● Given entries
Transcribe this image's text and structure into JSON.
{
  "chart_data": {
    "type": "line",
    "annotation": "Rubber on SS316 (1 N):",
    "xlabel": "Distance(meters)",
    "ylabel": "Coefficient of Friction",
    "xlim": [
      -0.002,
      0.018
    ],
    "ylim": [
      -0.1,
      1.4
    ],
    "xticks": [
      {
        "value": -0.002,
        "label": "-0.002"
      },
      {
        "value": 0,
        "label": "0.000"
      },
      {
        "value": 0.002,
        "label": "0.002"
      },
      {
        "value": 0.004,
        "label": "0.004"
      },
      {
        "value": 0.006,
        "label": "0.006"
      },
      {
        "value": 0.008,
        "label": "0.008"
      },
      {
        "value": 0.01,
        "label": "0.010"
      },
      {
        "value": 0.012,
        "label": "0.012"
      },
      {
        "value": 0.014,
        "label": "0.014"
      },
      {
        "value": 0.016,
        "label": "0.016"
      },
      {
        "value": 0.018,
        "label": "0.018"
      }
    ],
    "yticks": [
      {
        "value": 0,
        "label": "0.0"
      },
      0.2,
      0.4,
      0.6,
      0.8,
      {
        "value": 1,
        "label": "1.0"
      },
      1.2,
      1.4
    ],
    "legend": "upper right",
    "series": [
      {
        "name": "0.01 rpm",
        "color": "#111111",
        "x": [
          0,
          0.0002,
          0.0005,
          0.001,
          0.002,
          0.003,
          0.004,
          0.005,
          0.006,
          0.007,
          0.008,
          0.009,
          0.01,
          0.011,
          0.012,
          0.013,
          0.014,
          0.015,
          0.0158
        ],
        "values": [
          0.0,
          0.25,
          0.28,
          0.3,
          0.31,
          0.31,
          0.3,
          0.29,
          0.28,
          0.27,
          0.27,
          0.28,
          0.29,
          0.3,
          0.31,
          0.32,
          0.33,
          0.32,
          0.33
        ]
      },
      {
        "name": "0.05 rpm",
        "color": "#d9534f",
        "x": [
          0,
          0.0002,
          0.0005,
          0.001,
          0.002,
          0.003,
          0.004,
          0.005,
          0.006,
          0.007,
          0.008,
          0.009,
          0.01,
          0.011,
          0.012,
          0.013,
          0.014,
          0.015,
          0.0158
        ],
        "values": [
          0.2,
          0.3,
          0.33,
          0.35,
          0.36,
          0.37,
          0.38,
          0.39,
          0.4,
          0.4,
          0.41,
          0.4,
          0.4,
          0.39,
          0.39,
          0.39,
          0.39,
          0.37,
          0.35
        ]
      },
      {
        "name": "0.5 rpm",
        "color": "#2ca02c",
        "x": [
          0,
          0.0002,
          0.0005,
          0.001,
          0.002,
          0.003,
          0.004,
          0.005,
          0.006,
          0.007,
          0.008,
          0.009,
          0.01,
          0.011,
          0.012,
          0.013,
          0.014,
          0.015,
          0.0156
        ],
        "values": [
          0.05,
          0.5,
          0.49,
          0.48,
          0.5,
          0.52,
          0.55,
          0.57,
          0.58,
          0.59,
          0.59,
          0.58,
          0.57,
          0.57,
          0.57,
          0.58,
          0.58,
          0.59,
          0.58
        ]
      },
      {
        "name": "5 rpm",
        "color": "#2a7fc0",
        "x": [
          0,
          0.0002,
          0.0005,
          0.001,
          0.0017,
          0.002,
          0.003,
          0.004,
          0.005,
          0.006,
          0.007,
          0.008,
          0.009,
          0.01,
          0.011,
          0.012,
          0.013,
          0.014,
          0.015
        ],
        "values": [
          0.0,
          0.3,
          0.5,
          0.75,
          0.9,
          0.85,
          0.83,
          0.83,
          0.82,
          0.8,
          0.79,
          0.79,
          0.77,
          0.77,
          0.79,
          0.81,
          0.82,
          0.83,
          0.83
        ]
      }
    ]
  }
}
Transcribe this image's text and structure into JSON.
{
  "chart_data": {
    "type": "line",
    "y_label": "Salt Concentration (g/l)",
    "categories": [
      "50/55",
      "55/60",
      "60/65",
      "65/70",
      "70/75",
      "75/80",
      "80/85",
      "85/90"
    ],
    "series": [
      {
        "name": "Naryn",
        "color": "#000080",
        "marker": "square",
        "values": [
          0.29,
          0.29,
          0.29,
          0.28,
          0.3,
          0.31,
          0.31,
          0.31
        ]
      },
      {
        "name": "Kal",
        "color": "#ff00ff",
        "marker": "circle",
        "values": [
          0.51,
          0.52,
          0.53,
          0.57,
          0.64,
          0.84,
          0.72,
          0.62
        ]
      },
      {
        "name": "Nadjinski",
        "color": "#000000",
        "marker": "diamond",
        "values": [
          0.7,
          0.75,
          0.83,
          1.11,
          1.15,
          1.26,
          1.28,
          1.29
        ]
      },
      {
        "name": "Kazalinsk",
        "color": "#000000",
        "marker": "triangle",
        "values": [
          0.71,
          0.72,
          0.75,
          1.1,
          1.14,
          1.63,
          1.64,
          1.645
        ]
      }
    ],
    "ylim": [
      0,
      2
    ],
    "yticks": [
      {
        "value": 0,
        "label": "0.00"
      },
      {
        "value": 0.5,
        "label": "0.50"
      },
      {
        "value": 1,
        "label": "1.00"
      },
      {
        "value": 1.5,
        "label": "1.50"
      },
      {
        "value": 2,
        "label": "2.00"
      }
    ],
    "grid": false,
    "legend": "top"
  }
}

● Task statement
Your task is to transcribe the material exactly.

● Result for this exercise
Transcribe this image's text and structure into JSON.
{
  "chart_data": {
    "type": "line",
    "annotation": "Rubber on SS316 (1 N):",
    "xlabel": "Distance(meters)",
    "ylabel": "Coefficient of Friction",
    "xlim": [
      -0.002,
      0.018
    ],
    "ylim": [
      -0.1,
      1.4
    ],
    "xticks": [
      {
        "value": -0.002,
        "label": "-0.002"
      },
      {
        "value": 0,
        "label": "0.000"
      },
      {
        "value": 0.002,
        "label": "0.002"
      },
      {
        "value": 0.004,
        "label": "0.004"
      },
      {
        "value": 0.006,
        "label": "0.006"
      },
      {
        "value": 0.008,
        "label": "0.008"
      },
      {
        "value": 0.01,
        "label": "0.010"
      },
      {
        "value": 0.012,
        "label": "0.012"
      },
      {
        "value": 0.014,
        "label": "0.014"
      },
      {
        "value": 0.016,
        "label": "0.016"
      },
      {
        "value": 0.018,
        "label": "0.018"
      }
    ],
    "yticks": [
      {
        "value": 0,
        "label": "0.0"
      },
      0.2,
      0.4,
      0.6,
      0.8,
      {
        "value": 1,
        "label": "1.0"
      },
      1.2,
      1.4
    ],
    "legend": "upper right",
    "series": [
      {
        "name": "0.01 rpm",
        "color": "#111111",
        "x": [
          0,
          0.0002,
          0.0005,
          0.001,
          0.002,
          0.003,
          0.004,
          0.005,
          0.006,
          0.007,
          0.008,
          0.009,
          0.01,
          0.011,
          0.012,
          0.013,
          0.014,
          0.015,
          0.0158
        ],
        "values": [
          0.0,
          0.25,
          0.28,
          0.3,
          0.31,
          0.31,
          0.3,
          0.29,
          0.28,
          0.27,
          0.27,
          0.28,
          0.29,
          0.3,
          0.31,
          0.32,
          0.33,
          0.32,
          0.33
        ]
      },
      {
        "name": "0.05 rpm",
        "color": "#d9534f",
        "x": [
          0,
          0.0002,
          0.0005,
          0.001,
          0.002,
          0.003,
          0.004,
          0.005,
          0.006,
          0.007,
          0.008,
          0.009,
          0.01,
          0.011,
          0.012,
          0.013,
          0.014,
          0.015,
          0.0158
        ],
        "values": [
          0.2,
          0.3,
          0.33,
          0.35,
          0.36,
          0.37,
          0.38,
          0.39,
          0.4,
          0.4,
          0.41,
          0.4,
          0.4,
          0.39,
          0.39,
          0.39,
          0.39,
          0.37,
          0.35
        ]
      },
      {
        "name": "0.5 rpm",
        "color": "#2ca02c",
        "x": [
          0,
          0.0002,
          0.0005,
          0.001,
          0.002,
          0.003,
          0.004,
          0.005,
          0.006,
          0.007,
          0.008,
          0.009,
          0.01,
          0.011,
          0.012,
          0.013,
          0.014,
          0.015,
          0.0156
        ],
        "values": [
          0.05,
          0.5,
          0.49,
          0.48,
          0.5,
          0.52,
          0.55,
          0.57,
          0.58,
          0.59,
          0.59,
          0.58,
          0.57,
          0.57,
          0.57,
          0.58,
          0.58,
          0.59,
          0.58
        ]
      },
      {
        "name": "5 rpm",
        "color": "#2a7fc0",
        "x": [
          0,
          0.0002,
          0.0005,
          0.001,
          0.0017,
          0.002,
          0.003,
          0.004,
          0.005,
          0.006,
          0.007,
          0.008,
          0.009,
          0.01,
          0.011,
          0.012,
          0.013,
          0.014,
          0.015
        ],
        "values": [
          0.0,
          0.3,
          0.5,
          0.75,
          0.9,
          0.85,
          0.83,
          0.83,
          0.82,
          0.8,
          0.79,
          0.79,
          0.77,
          0.77,
          0.79,
          0.81,
          0.82,
          0.83,
          0.83
        ]
      }
    ]
  }
}
Transcribe this image's text and structure into JSON.
{
  "chart_data": {
    "type": "line",
    "y_label": "Salt Concentration (g/l)",
    "categories": [
      "50/55",
      "55/60",
      "60/65",
      "65/70",
      "70/75",
      "75/80",
      "80/85",
      "85/90"
    ],
    "series": [
      {
        "name": "Naryn",
        "color": "#000080",
        "marker": "square",
        "values": [
          0.29,
          0.29,
          0.29,
          0.28,
          0.3,
          0.31,
          0.31,
          0.31
        ]
      },
      {
        "name": "Kal",
        "color": "#ff00ff",
        "marker": "circle",
        "values": [
          0.51,
          0.52,
          0.53,
          0.57,
          0.64,
          0.84,
          0.72,
          0.62
        ]
      },
      {
        "name": "Nadjinski",
        "color": "#000000",
        "marker": "diamond",
        "values": [
          0.7,
          0.75,
          0.83,
          1.11,
          1.15,
          1.26,
          1.28,
          1.29
        ]
      },
      {
        "name": "Kazalinsk",
        "color": "#000000",
        "marker": "triangle",
        "values": [
          0.71,
          0.72,
          0.75,
          1.1,
          1.14,
          1.63,
          1.64,
          1.645
        ]
      }
    ],
    "ylim": [
      0,
      2
    ],
    "yticks": [
      {
        "value": 0,
        "label": "0.00"
      },
      {
        "value": 0.5,
        "label": "0.50"
      },
      {
        "value": 1,
        "label": "1.00"
      },
      {
        "value": 1.5,
        "label": "1.50"
      },
      {
        "value": 2,
        "label": "2.00"
      }
    ],
    "grid": false,
    "legend": "top"
  }
}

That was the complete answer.